▸ EXERCISE REQUIREMENTS
Reproduce all entries verbatim, with nothing added or dropped.

▸ AVAILABLE RECORDS
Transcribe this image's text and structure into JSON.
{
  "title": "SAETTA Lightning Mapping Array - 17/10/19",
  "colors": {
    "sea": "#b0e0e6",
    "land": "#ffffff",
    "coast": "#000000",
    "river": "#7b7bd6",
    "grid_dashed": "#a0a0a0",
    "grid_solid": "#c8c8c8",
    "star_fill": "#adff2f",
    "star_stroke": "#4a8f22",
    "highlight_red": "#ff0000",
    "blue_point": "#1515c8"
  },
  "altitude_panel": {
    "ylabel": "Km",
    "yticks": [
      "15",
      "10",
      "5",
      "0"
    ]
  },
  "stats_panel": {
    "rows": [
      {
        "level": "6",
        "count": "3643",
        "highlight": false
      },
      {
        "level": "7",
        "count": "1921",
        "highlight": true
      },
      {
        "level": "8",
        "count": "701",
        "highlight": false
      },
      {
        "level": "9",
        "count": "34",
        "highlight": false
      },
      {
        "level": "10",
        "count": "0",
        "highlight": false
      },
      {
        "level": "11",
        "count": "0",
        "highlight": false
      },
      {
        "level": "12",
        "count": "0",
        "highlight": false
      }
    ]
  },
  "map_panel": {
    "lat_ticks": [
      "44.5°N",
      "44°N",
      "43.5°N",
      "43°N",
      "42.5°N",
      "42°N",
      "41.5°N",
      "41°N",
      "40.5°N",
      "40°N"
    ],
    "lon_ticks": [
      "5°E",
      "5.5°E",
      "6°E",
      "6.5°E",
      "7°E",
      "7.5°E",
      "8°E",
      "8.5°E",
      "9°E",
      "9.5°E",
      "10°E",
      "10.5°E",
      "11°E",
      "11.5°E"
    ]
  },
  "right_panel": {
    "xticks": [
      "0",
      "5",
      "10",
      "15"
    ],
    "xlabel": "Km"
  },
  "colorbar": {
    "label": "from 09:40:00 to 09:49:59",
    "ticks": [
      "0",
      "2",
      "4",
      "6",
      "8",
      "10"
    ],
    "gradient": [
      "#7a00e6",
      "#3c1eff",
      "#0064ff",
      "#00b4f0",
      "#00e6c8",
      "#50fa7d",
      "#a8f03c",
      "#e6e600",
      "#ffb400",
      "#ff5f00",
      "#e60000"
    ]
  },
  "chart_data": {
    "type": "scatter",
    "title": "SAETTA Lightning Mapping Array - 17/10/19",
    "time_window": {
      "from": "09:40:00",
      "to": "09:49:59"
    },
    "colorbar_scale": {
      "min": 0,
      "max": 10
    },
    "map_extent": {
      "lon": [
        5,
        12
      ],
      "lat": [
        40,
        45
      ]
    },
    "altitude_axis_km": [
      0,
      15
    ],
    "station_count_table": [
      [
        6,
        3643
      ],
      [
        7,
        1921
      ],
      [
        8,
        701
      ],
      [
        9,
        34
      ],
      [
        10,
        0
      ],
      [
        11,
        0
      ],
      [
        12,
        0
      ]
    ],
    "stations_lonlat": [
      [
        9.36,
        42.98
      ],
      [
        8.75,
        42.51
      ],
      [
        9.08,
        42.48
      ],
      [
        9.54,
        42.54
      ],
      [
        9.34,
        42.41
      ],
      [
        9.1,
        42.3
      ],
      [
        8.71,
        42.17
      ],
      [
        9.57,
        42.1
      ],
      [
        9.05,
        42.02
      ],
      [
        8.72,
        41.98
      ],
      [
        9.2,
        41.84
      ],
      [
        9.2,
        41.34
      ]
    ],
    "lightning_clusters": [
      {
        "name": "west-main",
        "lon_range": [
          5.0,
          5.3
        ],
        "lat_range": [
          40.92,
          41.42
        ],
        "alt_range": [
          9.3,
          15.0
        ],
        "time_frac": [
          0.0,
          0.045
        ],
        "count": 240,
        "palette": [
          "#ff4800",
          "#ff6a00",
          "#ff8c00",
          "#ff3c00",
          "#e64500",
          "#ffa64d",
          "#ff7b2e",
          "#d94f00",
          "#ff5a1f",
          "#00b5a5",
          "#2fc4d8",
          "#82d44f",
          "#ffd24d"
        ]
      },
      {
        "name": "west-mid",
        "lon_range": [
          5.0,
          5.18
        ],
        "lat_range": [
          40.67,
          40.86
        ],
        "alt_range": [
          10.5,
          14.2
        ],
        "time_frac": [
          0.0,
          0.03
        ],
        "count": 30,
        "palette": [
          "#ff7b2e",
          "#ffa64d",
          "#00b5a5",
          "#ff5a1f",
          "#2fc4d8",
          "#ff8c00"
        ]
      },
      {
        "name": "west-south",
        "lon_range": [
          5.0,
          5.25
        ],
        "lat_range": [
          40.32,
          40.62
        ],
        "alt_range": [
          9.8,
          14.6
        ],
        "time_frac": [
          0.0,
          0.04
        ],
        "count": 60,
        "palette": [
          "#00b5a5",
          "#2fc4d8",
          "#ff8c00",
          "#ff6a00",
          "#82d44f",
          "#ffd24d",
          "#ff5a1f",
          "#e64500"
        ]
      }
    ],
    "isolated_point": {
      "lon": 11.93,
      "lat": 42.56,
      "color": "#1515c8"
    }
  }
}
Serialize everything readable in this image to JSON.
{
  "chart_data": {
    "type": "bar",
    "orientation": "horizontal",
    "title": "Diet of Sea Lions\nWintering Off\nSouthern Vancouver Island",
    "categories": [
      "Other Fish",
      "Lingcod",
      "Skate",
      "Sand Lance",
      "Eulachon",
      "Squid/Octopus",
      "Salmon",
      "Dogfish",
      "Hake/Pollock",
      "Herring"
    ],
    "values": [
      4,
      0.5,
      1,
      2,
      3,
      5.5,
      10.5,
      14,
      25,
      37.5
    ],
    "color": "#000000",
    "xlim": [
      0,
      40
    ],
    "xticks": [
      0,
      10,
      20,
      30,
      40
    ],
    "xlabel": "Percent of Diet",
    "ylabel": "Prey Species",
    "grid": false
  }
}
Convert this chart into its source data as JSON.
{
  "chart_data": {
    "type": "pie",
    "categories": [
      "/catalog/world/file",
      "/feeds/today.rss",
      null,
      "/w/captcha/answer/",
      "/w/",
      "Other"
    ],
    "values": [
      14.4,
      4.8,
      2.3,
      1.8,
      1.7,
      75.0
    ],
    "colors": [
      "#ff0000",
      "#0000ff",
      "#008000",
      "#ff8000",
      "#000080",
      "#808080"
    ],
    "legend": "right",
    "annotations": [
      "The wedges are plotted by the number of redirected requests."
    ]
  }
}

▸ TASK RESPONSE
Transcribe this image's text and structure into JSON.
{
  "title": "SAETTA Lightning Mapping Array - 17/10/19",
  "colors": {
    "sea": "#b0e0e6",
    "land": "#ffffff",
    "coast": "#000000",
    "river": "#7b7bd6",
    "grid_dashed": "#a0a0a0",
    "grid_solid": "#c8c8c8",
    "star_fill": "#adff2f",
    "star_stroke": "#4a8f22",
    "highlight_red": "#ff0000",
    "blue_point": "#1515c8"
  },
  "altitude_panel": {
    "ylabel": "Km",
    "yticks": [
      "15",
      "10",
      "5",
      "0"
    ]
  },
  "stats_panel": {
    "rows": [
      {
        "level": "6",
        "count": "3643",
        "highlight": false
      },
      {
        "level": "7",
        "count": "1921",
        "highlight": true
      },
      {
        "level": "8",
        "count": "701",
        "highlight": false
      },
      {
        "level": "9",
        "count": "34",
        "highlight": false
      },
      {
        "level": "10",
        "count": "0",
        "highlight": false
      },
      {
        "level": "11",
        "count": "0",
        "highlight": false
      },
      {
        "level": "12",
        "count": "0",
        "highlight": false
      }
    ]
  },
  "map_panel": {
    "lat_ticks": [
      "44.5°N",
      "44°N",
      "43.5°N",
      "43°N",
      "42.5°N",
      "42°N",
      "41.5°N",
      "41°N",
      "40.5°N",
      "40°N"
    ],
    "lon_ticks": [
      "5°E",
      "5.5°E",
      "6°E",
      "6.5°E",
      "7°E",
      "7.5°E",
      "8°E",
      "8.5°E",
      "9°E",
      "9.5°E",
      "10°E",
      "10.5°E",
      "11°E",
      "11.5°E"
    ]
  },
  "right_panel": {
    "xticks": [
      "0",
      "5",
      "10",
      "15"
    ],
    "xlabel": "Km"
  },
  "colorbar": {
    "label": "from 09:40:00 to 09:49:59",
    "ticks": [
      "0",
      "2",
      "4",
      "6",
      "8",
      "10"
    ],
    "gradient": [
      "#7a00e6",
      "#3c1eff",
      "#0064ff",
      "#00b4f0",
      "#00e6c8",
      "#50fa7d",
      "#a8f03c",
      "#e6e600",
      "#ffb400",
      "#ff5f00",
      "#e60000"
    ]
  },
  "chart_data": {
    "type": "scatter",
    "title": "SAETTA Lightning Mapping Array - 17/10/19",
    "time_window": {
      "from": "09:40:00",
      "to": "09:49:59"
    },
    "colorbar_scale": {
      "min": 0,
      "max": 10
    },
    "map_extent": {
      "lon": [
        5,
        12
      ],
      "lat": [
        40,
        45
      ]
    },
    "altitude_axis_km": [
      0,
      15
    ],
    "station_count_table": [
      [
        6,
        3643
      ],
      [
        7,
        1921
      ],
      [
        8,
        701
      ],
      [
        9,
        34
      ],
      [
        10,
        0
      ],
      [
        11,
        0
      ],
      [
        12,
        0
      ]
    ],
    "stations_lonlat": [
      [
        9.36,
        42.98
      ],
      [
        8.75,
        42.51
      ],
      [
        9.08,
        42.48
      ],
      [
        9.54,
        42.54
      ],
      [
        9.34,
        42.41
      ],
      [
        9.1,
        42.3
      ],
      [
        8.71,
        42.17
      ],
      [
        9.57,
        42.1
      ],
      [
        9.05,
        42.02
      ],
      [
        8.72,
        41.98
      ],
      [
        9.2,
        41.84
      ],
      [
        9.2,
        41.34
      ]
    ],
    "lightning_clusters": [
      {
        "name": "west-main",
        "lon_range": [
          5.0,
          5.3
        ],
        "lat_range": [
          40.92,
          41.42
        ],
        "alt_range": [
          9.3,
          15.0
        ],
        "time_frac": [
          0.0,
          0.045
        ],
        "count": 240,
        "palette": [
          "#ff4800",
          "#ff6a00",
          "#ff8c00",
          "#ff3c00",
          "#e64500",
          "#ffa64d",
          "#ff7b2e",
          "#d94f00",
          "#ff5a1f",
          "#00b5a5",
          "#2fc4d8",
          "#82d44f",
          "#ffd24d"
        ]
      },
      {
        "name": "west-mid",
        "lon_range": [
          5.0,
          5.18
        ],
        "lat_range": [
          40.67,
          40.86
        ],
        "alt_range": [
          10.5,
          14.2
        ],
        "time_frac": [
          0.0,
          0.03
        ],
        "count": 30,
        "palette": [
          "#ff7b2e",
          "#ffa64d",
          "#00b5a5",
          "#ff5a1f",
          "#2fc4d8",
          "#ff8c00"
        ]
      },
      {
        "name": "west-south",
        "lon_range": [
          5.0,
          5.25
        ],
        "lat_range": [
          40.32,
          40.62
        ],
        "alt_range": [
          9.8,
          14.6
        ],
        "time_frac": [
          0.0,
          0.04
        ],
        "count": 60,
        "palette": [
          "#00b5a5",
          "#2fc4d8",
          "#ff8c00",
          "#ff6a00",
          "#82d44f",
          "#ffd24d",
          "#ff5a1f",
          "#e64500"
        ]
      }
    ],
    "isolated_point": {
      "lon": 11.93,
      "lat": 42.56,
      "color": "#1515c8"
    }
  }
}
Serialize everything readable in this image to JSON.
{
  "chart_data": {
    "type": "bar",
    "orientation": "horizontal",
    "title": "Diet of Sea Lions\nWintering Off\nSouthern Vancouver Island",
    "categories": [
      "Other Fish",
      "Lingcod",
      "Skate",
      "Sand Lance",
      "Eulachon",
      "Squid/Octopus",
      "Salmon",
      "Dogfish",
      "Hake/Pollock",
      "Herring"
    ],
    "values": [
      4,
      0.5,
      1,
      2,
      3,
      5.5,
      10.5,
      14,
      25,
      37.5
    ],
    "color": "#000000",
    "xlim": [
      0,
      40
    ],
    "xticks": [
      0,
      10,
      20,
      30,
      40
    ],
    "xlabel": "Percent of Diet",
    "ylabel": "Prey Species",
    "grid": false
  }
}
Convert this chart into its source data as JSON.
{
  "chart_data": {
    "type": "pie",
    "categories": [
      "/catalog/world/file",
      "/feeds/today.rss",
      null,
      "/w/captcha/answer/",
      "/w/",
      "Other"
    ],
    "values": [
      14.4,
      4.8,
      2.3,
      1.8,
      1.7,
      75.0
    ],
    "colors": [
      "#ff0000",
      "#0000ff",
      "#008000",
      "#ff8000",
      "#000080",
      "#808080"
    ],
    "legend": "right",
    "annotations": [
      "The wedges are plotted by the number of redirected requests."
    ]
  }
}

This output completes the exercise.